■ **Exercise brief**
Within the listing below, locate all lines containing the word "Institute". Copy each one.
########
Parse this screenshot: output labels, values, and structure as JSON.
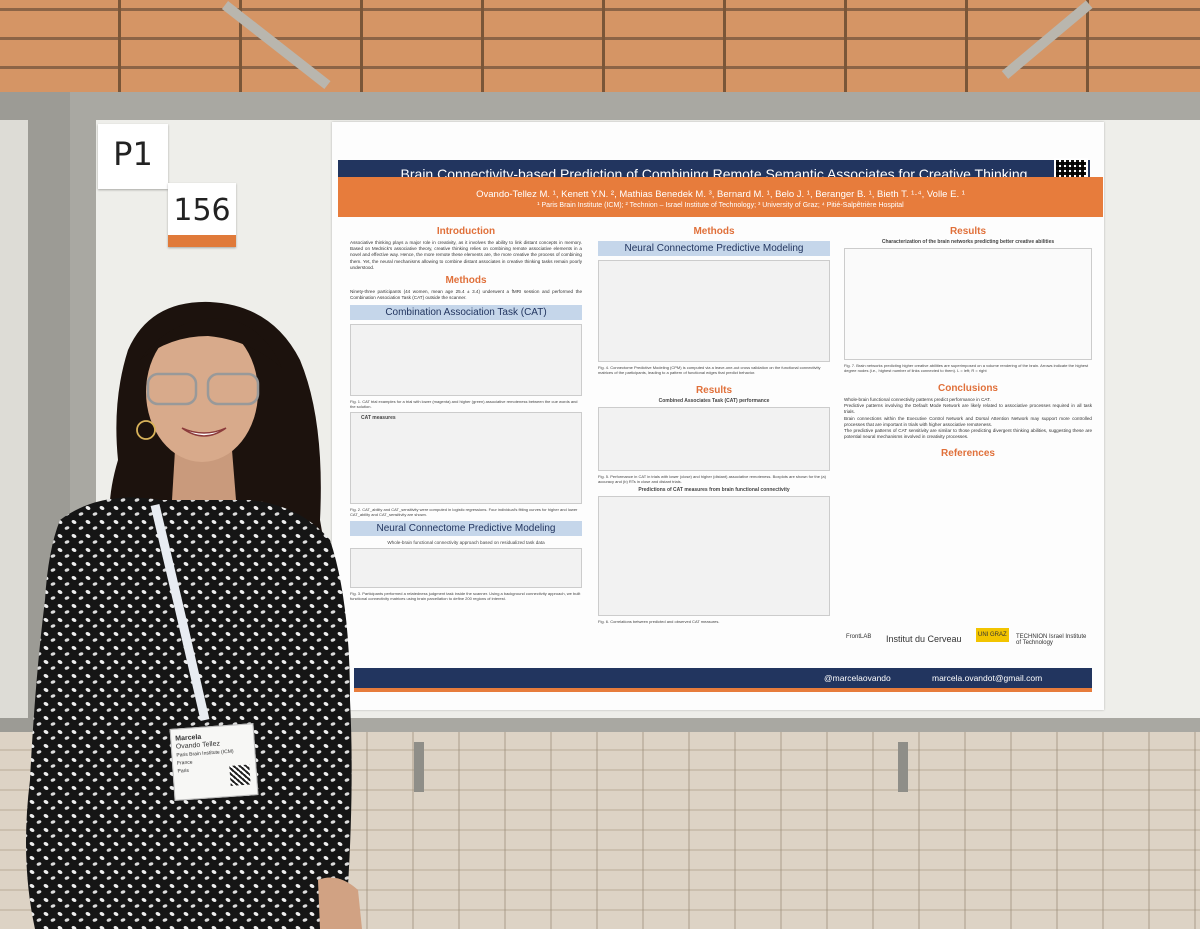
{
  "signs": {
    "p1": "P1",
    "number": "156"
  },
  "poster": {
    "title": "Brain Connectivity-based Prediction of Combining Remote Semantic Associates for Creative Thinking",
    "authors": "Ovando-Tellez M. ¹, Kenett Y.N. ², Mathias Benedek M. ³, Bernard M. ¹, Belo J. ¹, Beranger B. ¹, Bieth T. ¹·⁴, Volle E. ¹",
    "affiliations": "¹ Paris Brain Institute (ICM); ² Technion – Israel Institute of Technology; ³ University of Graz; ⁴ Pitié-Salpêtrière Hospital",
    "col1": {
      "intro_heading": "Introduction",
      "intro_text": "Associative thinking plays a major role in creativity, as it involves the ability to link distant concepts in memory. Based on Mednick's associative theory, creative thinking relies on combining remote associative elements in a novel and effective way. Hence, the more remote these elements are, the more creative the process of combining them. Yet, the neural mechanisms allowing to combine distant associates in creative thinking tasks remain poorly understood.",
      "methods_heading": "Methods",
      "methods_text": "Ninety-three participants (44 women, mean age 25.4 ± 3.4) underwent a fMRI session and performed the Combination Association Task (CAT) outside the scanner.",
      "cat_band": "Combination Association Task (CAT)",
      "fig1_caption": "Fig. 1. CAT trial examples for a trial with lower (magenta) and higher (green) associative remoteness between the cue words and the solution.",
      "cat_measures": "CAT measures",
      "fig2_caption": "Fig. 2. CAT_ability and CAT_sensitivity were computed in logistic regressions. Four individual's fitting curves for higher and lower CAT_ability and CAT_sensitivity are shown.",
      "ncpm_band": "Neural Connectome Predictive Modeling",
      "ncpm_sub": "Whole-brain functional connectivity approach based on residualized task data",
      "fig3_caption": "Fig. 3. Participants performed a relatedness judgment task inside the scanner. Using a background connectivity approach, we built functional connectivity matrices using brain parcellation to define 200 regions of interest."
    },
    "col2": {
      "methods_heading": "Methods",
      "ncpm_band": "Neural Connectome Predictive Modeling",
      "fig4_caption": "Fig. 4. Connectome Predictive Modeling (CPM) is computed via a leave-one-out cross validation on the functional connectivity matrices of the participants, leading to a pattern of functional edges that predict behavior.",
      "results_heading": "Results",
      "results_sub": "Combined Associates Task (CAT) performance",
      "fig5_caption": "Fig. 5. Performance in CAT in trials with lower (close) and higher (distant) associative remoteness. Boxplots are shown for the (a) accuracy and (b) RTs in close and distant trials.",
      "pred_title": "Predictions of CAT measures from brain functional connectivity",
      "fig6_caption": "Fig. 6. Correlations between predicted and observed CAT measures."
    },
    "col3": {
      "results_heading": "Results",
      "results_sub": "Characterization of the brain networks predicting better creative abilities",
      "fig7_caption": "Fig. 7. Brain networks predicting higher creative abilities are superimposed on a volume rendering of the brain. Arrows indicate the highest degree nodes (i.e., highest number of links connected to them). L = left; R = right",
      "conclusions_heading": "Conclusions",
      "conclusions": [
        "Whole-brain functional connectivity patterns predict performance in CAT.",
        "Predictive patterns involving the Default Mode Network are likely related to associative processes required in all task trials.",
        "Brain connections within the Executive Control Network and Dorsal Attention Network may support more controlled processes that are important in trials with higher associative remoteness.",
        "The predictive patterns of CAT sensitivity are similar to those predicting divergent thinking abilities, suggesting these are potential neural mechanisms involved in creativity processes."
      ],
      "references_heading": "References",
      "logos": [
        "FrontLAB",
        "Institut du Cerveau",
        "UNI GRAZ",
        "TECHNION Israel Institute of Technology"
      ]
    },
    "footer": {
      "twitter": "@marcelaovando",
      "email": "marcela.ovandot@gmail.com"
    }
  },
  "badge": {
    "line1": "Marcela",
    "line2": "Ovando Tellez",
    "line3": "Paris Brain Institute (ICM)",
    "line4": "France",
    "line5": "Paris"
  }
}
########
■ **Final result**
    "affiliations": "¹ Paris Brain Institute (ICM); ² Technion – Israel Institute of Technology; ³ University of Graz; ⁴ Pitié-Salpêtrière Hospital",
        "TECHNION Israel Institute of Technology"
    "line3": "Paris Brain Institute (ICM)",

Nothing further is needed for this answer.